━━━━━ Exercise materials ━━━━━
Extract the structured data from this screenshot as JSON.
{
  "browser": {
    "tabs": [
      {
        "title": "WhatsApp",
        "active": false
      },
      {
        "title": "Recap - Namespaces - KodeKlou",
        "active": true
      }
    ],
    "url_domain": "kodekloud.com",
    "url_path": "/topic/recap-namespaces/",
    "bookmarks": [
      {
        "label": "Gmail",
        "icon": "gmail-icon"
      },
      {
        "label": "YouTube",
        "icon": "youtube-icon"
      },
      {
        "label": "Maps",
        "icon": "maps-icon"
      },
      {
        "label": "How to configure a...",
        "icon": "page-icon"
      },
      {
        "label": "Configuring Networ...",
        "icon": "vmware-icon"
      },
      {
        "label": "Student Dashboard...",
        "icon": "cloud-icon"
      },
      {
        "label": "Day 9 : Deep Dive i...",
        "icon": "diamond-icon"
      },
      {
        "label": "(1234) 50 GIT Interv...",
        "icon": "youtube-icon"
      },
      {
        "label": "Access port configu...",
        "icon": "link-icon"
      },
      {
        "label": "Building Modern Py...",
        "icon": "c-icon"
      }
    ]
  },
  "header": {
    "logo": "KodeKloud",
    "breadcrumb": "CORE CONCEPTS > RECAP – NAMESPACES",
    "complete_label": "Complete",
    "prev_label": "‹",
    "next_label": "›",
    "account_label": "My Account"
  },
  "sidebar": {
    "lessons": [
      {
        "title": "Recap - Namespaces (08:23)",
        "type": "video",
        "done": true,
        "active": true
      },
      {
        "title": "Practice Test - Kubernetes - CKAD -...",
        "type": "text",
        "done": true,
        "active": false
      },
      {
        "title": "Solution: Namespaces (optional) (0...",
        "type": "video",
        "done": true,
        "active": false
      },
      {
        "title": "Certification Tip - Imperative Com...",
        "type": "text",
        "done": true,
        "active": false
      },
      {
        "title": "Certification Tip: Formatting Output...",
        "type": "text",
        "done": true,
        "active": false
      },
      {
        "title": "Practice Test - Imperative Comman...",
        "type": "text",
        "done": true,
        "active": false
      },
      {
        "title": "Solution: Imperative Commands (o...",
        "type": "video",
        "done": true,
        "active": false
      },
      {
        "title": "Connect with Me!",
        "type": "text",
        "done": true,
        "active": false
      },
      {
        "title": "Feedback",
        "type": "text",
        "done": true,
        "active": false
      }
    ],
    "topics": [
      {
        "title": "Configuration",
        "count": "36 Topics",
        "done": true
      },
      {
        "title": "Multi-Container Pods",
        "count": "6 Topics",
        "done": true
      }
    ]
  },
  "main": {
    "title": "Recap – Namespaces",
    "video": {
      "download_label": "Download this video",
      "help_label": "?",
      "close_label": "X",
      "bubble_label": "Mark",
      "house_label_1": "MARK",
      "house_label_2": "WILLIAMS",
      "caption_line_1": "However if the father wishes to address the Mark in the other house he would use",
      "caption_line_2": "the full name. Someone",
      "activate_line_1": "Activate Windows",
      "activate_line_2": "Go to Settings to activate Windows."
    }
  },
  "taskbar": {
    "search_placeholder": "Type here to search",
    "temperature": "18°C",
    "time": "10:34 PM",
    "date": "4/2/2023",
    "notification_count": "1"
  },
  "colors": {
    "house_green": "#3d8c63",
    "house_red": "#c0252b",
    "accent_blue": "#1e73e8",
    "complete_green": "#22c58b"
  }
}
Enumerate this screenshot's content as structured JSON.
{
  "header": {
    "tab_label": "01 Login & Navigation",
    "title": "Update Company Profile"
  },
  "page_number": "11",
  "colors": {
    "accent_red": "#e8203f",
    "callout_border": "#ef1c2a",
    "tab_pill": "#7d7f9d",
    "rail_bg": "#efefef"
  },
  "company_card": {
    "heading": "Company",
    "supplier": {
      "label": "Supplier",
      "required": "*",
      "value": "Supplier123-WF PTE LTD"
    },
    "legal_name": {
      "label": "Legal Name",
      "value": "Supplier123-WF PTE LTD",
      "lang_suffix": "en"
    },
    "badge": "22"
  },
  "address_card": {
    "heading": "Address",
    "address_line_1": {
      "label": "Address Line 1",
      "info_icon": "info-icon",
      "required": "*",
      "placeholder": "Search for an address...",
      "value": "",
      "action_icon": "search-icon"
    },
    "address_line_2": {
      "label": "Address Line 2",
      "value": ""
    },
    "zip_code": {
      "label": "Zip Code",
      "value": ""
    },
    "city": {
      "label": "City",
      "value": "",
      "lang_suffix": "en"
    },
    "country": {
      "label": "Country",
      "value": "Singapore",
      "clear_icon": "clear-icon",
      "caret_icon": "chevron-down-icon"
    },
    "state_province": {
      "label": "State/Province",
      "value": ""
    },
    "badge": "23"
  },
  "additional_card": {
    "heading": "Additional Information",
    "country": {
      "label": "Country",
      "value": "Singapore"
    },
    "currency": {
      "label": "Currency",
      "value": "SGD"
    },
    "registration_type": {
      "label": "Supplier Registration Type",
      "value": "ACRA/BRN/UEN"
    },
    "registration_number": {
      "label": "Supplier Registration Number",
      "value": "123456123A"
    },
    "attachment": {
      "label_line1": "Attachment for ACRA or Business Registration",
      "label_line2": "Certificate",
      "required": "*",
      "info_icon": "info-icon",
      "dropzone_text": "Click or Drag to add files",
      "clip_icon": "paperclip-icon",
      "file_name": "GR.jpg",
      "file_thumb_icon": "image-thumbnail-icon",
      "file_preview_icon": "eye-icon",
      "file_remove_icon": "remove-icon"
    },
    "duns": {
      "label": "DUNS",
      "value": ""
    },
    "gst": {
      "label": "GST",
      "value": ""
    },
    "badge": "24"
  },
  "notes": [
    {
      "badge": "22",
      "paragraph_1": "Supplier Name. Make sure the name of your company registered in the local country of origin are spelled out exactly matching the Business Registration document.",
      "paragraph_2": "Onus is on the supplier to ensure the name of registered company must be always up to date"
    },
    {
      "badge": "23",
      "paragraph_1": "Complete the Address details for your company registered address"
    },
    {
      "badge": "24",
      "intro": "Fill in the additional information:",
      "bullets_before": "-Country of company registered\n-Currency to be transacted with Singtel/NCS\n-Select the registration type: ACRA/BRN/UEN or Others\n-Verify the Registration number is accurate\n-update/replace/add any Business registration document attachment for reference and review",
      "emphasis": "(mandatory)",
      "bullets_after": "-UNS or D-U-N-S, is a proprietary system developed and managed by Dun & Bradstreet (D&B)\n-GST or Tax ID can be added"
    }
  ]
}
━━━━━
=== Task statement ===
Show every line in the records above that contains the word "this".

=== Written response ===
Extract the structured data from this screenshot as JSON.
      "download_label": "Download this video",
Enumerate this screenshot's content as structured JSON.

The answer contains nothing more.